● **Required work**
In the records below, find each line containing the word "text" and copy it.

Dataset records

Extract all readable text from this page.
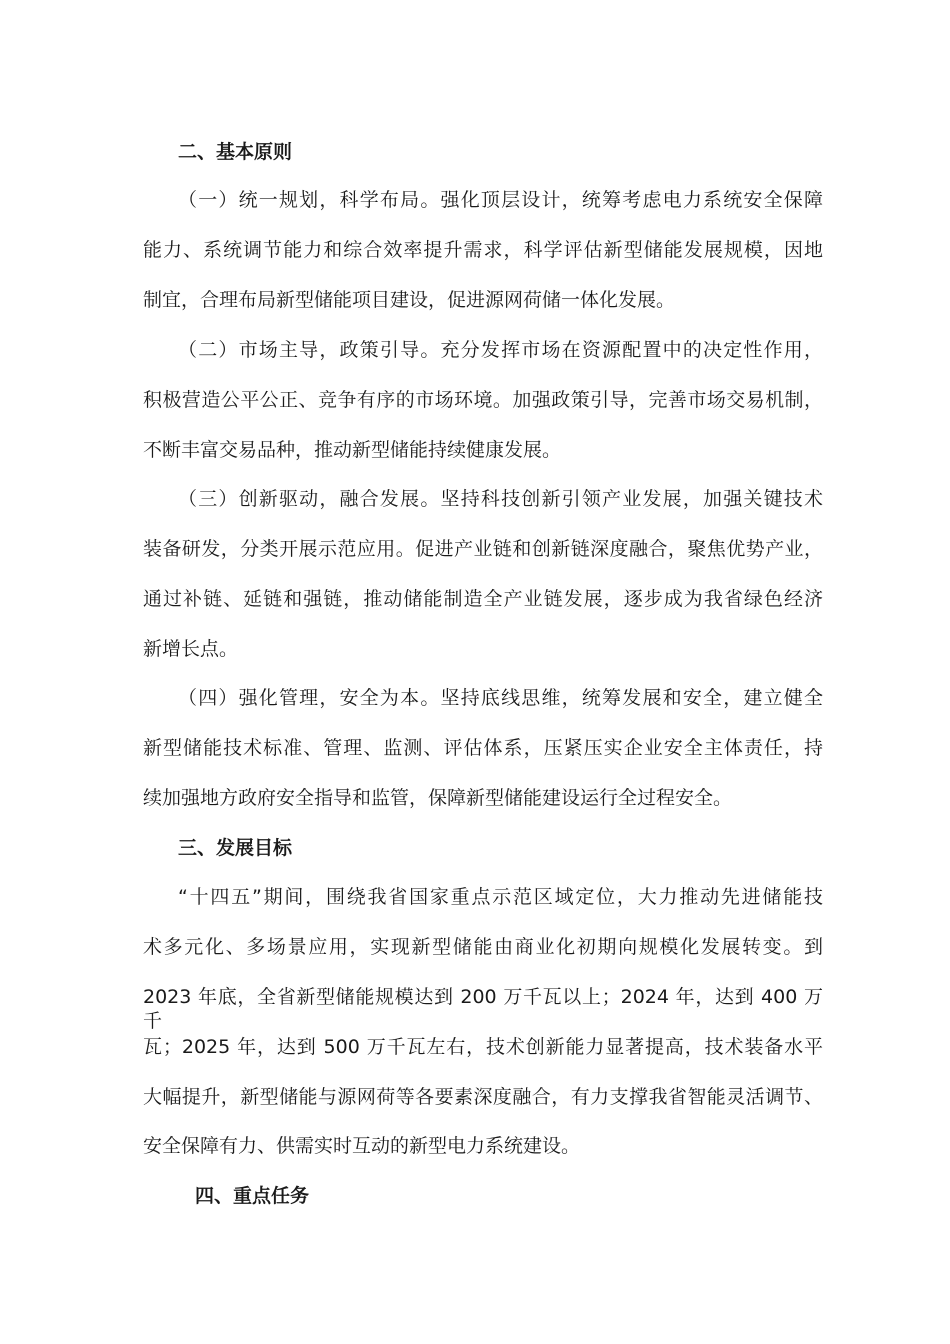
二、基本原则
（一）统一规划，科学布局。强化顶层设计，统筹考虑电力系统安全保障
能力、系统调节能力和综合效率提升需求，科学评估新型储能发展规模，因地
制宜，合理布局新型储能项目建设，促进源网荷储一体化发展。
（二）市场主导，政策引导。充分发挥市场在资源配置中的决定性作用，
积极营造公平公正、竞争有序的市场环境。加强政策引导，完善市场交易机制，
不断丰富交易品种，推动新型储能持续健康发展。
（三）创新驱动，融合发展。坚持科技创新引领产业发展，加强关键技术
装备研发，分类开展示范应用。促进产业链和创新链深度融合，聚焦优势产业，
通过补链、延链和强链，推动储能制造全产业链发展，逐步成为我省绿色经济
新增长点。
（四）强化管理，安全为本。坚持底线思维，统筹发展和安全，建立健全
新型储能技术标准、管理、监测、评估体系，压紧压实企业安全主体责任，持
续加强地方政府安全指导和监管，保障新型储能建设运行全过程安全。
三、发展目标
“十四五”期间，围绕我省国家重点示范区域定位，大力推动先进储能技
术多元化、多场景应用，实现新型储能由商业化初期向规模化发展转变。到
2023 年底，全省新型储能规模达到 200 万千瓦以上；2024 年，达到 400 万千
瓦；2025 年，达到 500 万千瓦左右，技术创新能力显著提高，技术装备水平
大幅提升，新型储能与源网荷等各要素深度融合，有力支撑我省智能灵活调节、
安全保障有力、供需实时互动的新型电力系统建设。
四、重点任务
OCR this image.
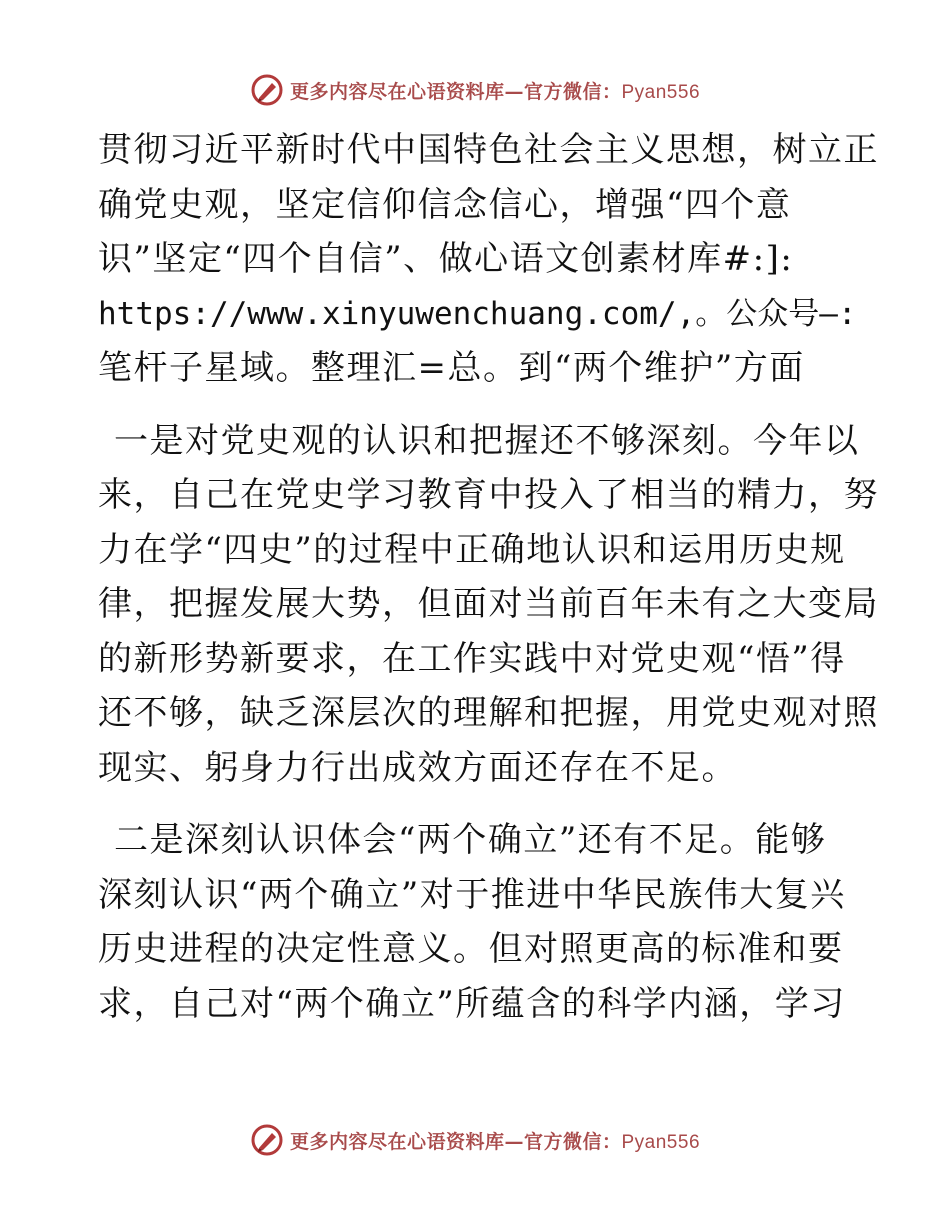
更多内容尽在心语资料库—官方微信：Pyan556
贯彻习近平新时代中国特色社会主义思想，树立正
确党史观，坚定信仰信念信心，增强“四个意
识”坚定“四个自信”、做心语文创素材库#:]:
https://www.xinyuwenchuang.com/,。公众号—:
笔杆子星域。整理汇=总。到“两个维护”方面
一是对党史观的认识和把握还不够深刻。今年以
来，自己在党史学习教育中投入了相当的精力，努
力在学“四史”的过程中正确地认识和运用历史规
律，把握发展大势，但面对当前百年未有之大变局
的新形势新要求，在工作实践中对党史观“悟”得
还不够，缺乏深层次的理解和把握，用党史观对照
现实、躬身力行出成效方面还存在不足。
二是深刻认识体会“两个确立”还有不足。能够
深刻认识“两个确立”对于推进中华民族伟大复兴
历史进程的决定性意义。但对照更高的标准和要
求，自己对“两个确立”所蕴含的科学内涵，学习
更多内容尽在心语资料库—官方微信：Pyan556
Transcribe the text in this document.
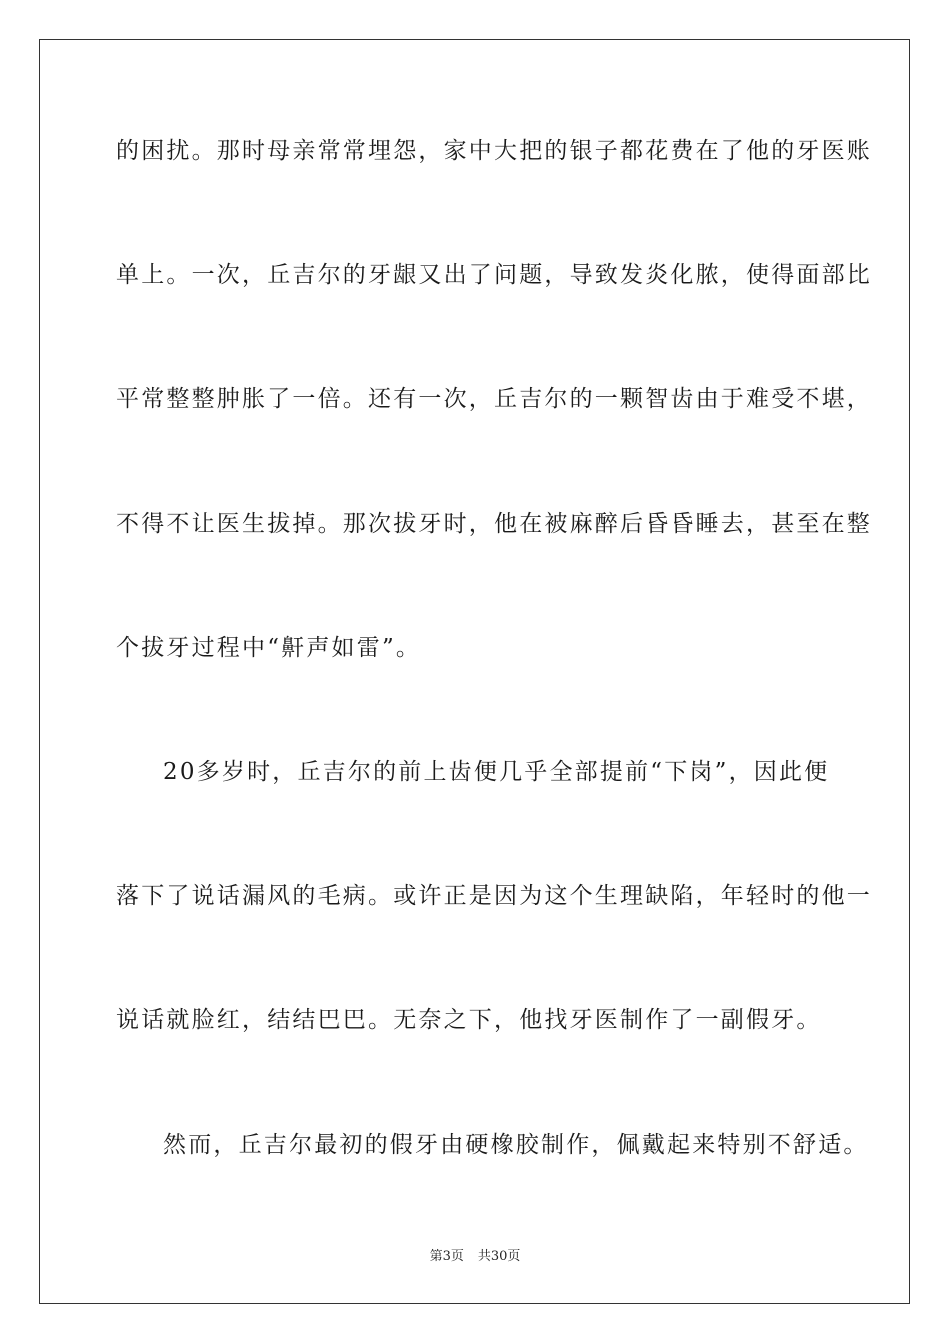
的困扰。那时母亲常常埋怨，家中大把的银子都花费在了他的牙医账
单上。一次，丘吉尔的牙龈又出了问题，导致发炎化脓，使得面部比
平常整整肿胀了一倍。还有一次，丘吉尔的一颗智齿由于难受不堪，
不得不让医生拔掉。那次拔牙时，他在被麻醉后昏昏睡去，甚至在整
个拔牙过程中“鼾声如雷”。
20多岁时，丘吉尔的前上齿便几乎全部提前“下岗”，因此便
落下了说话漏风的毛病。或许正是因为这个生理缺陷，年轻时的他一
说话就脸红，结结巴巴。无奈之下，他找牙医制作了一副假牙。
然而，丘吉尔最初的假牙由硬橡胶制作，佩戴起来特别不舒适。
第3页 共30页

● **Output for this exercise**
Extract all readable text from this page.
Transcribe the text in this document.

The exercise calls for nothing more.